*** Source data ***

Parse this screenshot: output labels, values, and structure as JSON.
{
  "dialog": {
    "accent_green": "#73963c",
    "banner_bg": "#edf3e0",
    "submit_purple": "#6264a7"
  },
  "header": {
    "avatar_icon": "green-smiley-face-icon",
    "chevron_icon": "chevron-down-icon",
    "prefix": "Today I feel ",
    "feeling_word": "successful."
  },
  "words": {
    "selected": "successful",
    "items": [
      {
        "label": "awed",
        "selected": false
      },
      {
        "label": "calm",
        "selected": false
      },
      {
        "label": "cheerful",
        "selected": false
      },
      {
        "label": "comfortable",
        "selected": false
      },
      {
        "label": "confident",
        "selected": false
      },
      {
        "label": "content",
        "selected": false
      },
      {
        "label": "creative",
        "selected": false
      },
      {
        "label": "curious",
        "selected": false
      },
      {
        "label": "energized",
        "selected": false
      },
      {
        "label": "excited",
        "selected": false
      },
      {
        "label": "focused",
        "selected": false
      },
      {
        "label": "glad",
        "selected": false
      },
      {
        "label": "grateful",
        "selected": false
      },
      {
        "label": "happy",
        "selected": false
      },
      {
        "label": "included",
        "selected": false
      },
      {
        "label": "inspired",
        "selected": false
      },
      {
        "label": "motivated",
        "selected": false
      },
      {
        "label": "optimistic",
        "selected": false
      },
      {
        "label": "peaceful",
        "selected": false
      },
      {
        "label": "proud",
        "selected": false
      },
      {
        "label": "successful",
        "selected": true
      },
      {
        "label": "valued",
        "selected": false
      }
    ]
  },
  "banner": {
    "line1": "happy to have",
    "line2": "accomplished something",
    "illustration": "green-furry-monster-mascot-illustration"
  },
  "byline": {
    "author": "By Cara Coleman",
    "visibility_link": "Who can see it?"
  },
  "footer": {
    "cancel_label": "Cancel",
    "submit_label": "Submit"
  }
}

***

→ Requirements
Report how many lines in the records above contain the word "icon", giving only the number.

→ Result below
2